### Stored entries
· · · · · · ·

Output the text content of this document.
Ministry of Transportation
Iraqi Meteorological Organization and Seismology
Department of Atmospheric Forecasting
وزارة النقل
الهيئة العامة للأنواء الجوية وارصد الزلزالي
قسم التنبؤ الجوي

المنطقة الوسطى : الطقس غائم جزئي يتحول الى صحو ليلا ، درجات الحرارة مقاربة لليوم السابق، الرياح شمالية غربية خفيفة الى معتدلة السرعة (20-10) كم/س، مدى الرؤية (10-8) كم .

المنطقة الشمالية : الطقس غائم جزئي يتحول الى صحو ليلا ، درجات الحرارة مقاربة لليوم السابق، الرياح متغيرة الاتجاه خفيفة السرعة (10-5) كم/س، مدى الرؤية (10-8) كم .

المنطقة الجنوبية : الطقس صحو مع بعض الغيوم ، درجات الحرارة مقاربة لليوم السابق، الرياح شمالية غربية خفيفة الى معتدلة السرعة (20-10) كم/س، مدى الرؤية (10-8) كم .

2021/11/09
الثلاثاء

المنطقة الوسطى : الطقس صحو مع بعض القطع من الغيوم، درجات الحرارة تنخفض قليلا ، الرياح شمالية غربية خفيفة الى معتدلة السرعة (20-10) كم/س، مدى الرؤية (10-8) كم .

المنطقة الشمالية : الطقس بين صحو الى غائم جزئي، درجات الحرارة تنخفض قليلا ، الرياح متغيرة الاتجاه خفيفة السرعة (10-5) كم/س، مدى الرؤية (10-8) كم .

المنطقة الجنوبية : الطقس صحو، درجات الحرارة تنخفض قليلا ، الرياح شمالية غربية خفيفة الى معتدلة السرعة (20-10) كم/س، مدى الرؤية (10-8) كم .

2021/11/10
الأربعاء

· · · · · · ·

### DIRECTION
Nothing should be changed: write out all of the data as is.

### CORRECT RESULT
Output the text content of this document.
Ministry of Transportation
Iraqi Meteorological Organization and Seismology
Department of Atmospheric Forecasting
وزارة النقل
الهيئة العامة للأنواء الجوية وارصد الزلزالي
قسم التنبؤ الجوي

المنطقة الوسطى : الطقس غائم جزئي يتحول الى صحو ليلا ، درجات الحرارة مقاربة لليوم السابق، الرياح شمالية غربية خفيفة الى معتدلة السرعة (20-10) كم/س، مدى الرؤية (10-8) كم .

المنطقة الشمالية : الطقس غائم جزئي يتحول الى صحو ليلا ، درجات الحرارة مقاربة لليوم السابق، الرياح متغيرة الاتجاه خفيفة السرعة (10-5) كم/س، مدى الرؤية (10-8) كم .

المنطقة الجنوبية : الطقس صحو مع بعض الغيوم ، درجات الحرارة مقاربة لليوم السابق، الرياح شمالية غربية خفيفة الى معتدلة السرعة (20-10) كم/س، مدى الرؤية (10-8) كم .

2021/11/09
الثلاثاء

المنطقة الوسطى : الطقس صحو مع بعض القطع من الغيوم، درجات الحرارة تنخفض قليلا ، الرياح شمالية غربية خفيفة الى معتدلة السرعة (20-10) كم/س، مدى الرؤية (10-8) كم .

المنطقة الشمالية : الطقس بين صحو الى غائم جزئي، درجات الحرارة تنخفض قليلا ، الرياح متغيرة الاتجاه خفيفة السرعة (10-5) كم/س، مدى الرؤية (10-8) كم .

المنطقة الجنوبية : الطقس صحو، درجات الحرارة تنخفض قليلا ، الرياح شمالية غربية خفيفة الى معتدلة السرعة (20-10) كم/س، مدى الرؤية (10-8) كم .

2021/11/10
الأربعاء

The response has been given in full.